* Written instruction 1:
Rewrite the entries from the first line through the line containing "paragraph: lợi tức", changing "bbox" to "bounding box" and leaving everything else as it is.

* Passage shown:
——

So to correct: 100% uptime is not possible... with a central point of failure such as a datacenter.

Fair enough. I should clarify that it is not impossible, only impossible for now with our existing structures. I think we will get there.
Except Netflix weathered this well... those sites just didn't build their infrastructure out to handle this.
Cross provider scaling is not easy, but necessary for companies of a different size. I expect Quora (and others) to make some changes after this.
Netflix has downtime just not full outages, it didn't work for my family and we've had other downtime with them in the recent past. They even sent us a credit a month or two ago because of the outage. Their infrastructure is such that it doesn't go down for everyone, but it does go down from time to time for a subset of their subscribers.
I think "feasible" is more of the discussion. Interesting how we learned during the 08 financial crisis that everything is correlated in a crash... I think there are similarities to the cloud, Black Swan fat tails if you will.
I thought about including some mention of this. I'm sure Amazon though this specific crisis as a six-sigma event. Taleb points out in the book Black Swan, the sum of all possible six-sigma events happens a lot more often.
Ironically enough, I have an... interesting service provider at this location who aggressively throttles peer connections. I've been using torrific as a workaround, which, in turn, uses AWS.

So yes. My torrents are "down".

Your torrents aren't "down". In the same sense that having a theoretical crappy ISP that blocks GMail doesn't mean your GMail is "down".

When we talk about downtime we usually mean a global outage, for most everyone.

That's what happened at Amazon. This never happens for an active torrent. And it's all by design.

Twitter goes down all the time, sure, facebook has dropped off, yeah...

But neither of these things have ever happened for a full day. If twitter goes out, refreshing a few times (this was true even a couple of years ago when the downtime was really bad) usually lets you get through. The worst I remember seeing was a few hours down.

——

* Data section:
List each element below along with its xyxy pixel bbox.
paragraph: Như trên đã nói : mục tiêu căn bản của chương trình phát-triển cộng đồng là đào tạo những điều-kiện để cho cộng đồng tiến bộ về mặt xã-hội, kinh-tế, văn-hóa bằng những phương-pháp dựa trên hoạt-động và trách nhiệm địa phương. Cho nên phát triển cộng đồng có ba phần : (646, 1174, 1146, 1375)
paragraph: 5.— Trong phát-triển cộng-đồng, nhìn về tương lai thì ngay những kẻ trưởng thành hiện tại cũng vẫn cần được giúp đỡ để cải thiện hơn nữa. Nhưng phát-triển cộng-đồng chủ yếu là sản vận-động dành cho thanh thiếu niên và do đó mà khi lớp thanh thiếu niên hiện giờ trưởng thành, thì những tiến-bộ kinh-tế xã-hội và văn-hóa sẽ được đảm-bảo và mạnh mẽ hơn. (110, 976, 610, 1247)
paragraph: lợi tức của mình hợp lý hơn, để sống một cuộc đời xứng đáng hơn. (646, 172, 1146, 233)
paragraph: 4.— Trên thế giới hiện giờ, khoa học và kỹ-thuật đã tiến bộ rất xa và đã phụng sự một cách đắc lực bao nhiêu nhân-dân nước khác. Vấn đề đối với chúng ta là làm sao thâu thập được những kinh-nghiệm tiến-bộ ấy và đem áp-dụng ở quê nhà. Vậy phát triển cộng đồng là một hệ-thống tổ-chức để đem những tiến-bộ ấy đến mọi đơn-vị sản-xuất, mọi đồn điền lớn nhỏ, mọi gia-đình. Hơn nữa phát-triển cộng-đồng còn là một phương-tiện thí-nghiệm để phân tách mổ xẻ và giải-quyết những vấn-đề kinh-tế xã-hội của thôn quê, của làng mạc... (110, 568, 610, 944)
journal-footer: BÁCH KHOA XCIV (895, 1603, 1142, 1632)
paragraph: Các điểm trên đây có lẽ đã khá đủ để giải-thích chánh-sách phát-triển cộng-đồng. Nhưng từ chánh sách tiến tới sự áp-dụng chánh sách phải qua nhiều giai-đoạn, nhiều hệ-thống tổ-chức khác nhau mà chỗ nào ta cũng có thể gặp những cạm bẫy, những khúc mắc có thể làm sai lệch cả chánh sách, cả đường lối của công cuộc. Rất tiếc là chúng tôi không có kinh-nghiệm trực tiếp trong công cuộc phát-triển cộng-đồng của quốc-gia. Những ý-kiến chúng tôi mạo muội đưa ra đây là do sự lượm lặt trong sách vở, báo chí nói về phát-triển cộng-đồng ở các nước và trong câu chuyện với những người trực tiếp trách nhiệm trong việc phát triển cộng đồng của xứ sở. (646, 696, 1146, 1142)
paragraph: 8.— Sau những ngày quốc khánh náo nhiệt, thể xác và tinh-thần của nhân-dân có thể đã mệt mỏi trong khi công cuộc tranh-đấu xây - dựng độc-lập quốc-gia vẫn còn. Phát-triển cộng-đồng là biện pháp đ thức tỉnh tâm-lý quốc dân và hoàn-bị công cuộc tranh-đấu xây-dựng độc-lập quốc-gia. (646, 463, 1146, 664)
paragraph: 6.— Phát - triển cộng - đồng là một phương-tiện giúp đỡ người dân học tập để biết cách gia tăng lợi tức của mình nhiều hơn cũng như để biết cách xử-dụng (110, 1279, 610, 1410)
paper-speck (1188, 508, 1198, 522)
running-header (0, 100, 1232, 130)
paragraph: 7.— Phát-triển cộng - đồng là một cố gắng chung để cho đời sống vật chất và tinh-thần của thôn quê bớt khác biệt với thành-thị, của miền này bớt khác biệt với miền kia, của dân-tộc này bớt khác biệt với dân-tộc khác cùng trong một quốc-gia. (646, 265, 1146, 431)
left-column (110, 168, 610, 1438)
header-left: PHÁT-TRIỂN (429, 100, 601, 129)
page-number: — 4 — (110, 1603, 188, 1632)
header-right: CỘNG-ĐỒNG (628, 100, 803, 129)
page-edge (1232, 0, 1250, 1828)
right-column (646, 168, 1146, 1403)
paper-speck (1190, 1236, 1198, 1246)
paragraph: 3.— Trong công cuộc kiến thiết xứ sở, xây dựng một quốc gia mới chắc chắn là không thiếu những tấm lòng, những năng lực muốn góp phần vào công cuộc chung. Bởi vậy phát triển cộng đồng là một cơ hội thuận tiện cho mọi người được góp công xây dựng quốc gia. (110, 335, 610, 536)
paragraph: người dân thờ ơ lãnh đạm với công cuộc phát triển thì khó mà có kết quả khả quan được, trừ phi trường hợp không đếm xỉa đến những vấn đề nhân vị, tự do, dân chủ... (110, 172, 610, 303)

——

* Written instruction 2:
Write what comes next in the discussion of website downtime and outages, picking up after its last sentence.

* Response 1:
List each element below along with its xyxy pixel bounding box.
paragraph: Như trên đã nói : mục tiêu căn bản của chương trình phát-triển cộng đồng là đào tạo những điều-kiện để cho cộng đồng tiến bộ về mặt xã-hội, kinh-tế, văn-hóa bằng những phương-pháp dựa trên hoạt-động và trách nhiệm địa phương. Cho nên phát triển cộng đồng có ba phần : (646, 1174, 1146, 1375)
paragraph: 5.— Trong phát-triển cộng-đồng, nhìn về tương lai thì ngay những kẻ trưởng thành hiện tại cũng vẫn cần được giúp đỡ để cải thiện hơn nữa. Nhưng phát-triển cộng-đồng chủ yếu là sản vận-động dành cho thanh thiếu niên và do đó mà khi lớp thanh thiếu niên hiện giờ trưởng thành, thì những tiến-bộ kinh-tế xã-hội và văn-hóa sẽ được đảm-bảo và mạnh mẽ hơn. (110, 976, 610, 1247)
paragraph: lợi tức của mình hợp lý hơn, để sống một cuộc đời xứng đáng hơn. (646, 172, 1146, 233)

* Response 2:
Same goes for facebook. The worst I can recall right now is part of the oauth system bailing out for a few hours.

AWS going out like this is an entirely different disaster. Not only was it down for an entire day, but there were a ton of eggs in the basket.

I expect large companies will rethink scalability and not put all eggs in one basket.
While I agree this is a good thing, the central issue in my mind is that AWS lead a lot of folks to believe that spanning their application across multiple availability zones was a way to protect against AWS's own failures. They spoke at YC a few months back and recommended this as a primary strategy for dealing with failure. None of their engineers or staff recommended spanning applications across different physical locations.

When all of the dust settles on this mess, thats the one question I'll be demanding from AWS. Also, how will they prevent multiple AZ's from going down simultaneously in the future?

Some of this is evolving, but if it turns out AWS mislead people you are right.
s/Why/How/
> Why the AWS Crash is a Good Thing

because it didn't happen with me.

How much do organizations such as Amazon, Facebook, Twitter, Hacker News etc. plan ahead for holidays such as Christmas, Easter, Thanksgiving, Mother's Day, or the last day of school, first day of University?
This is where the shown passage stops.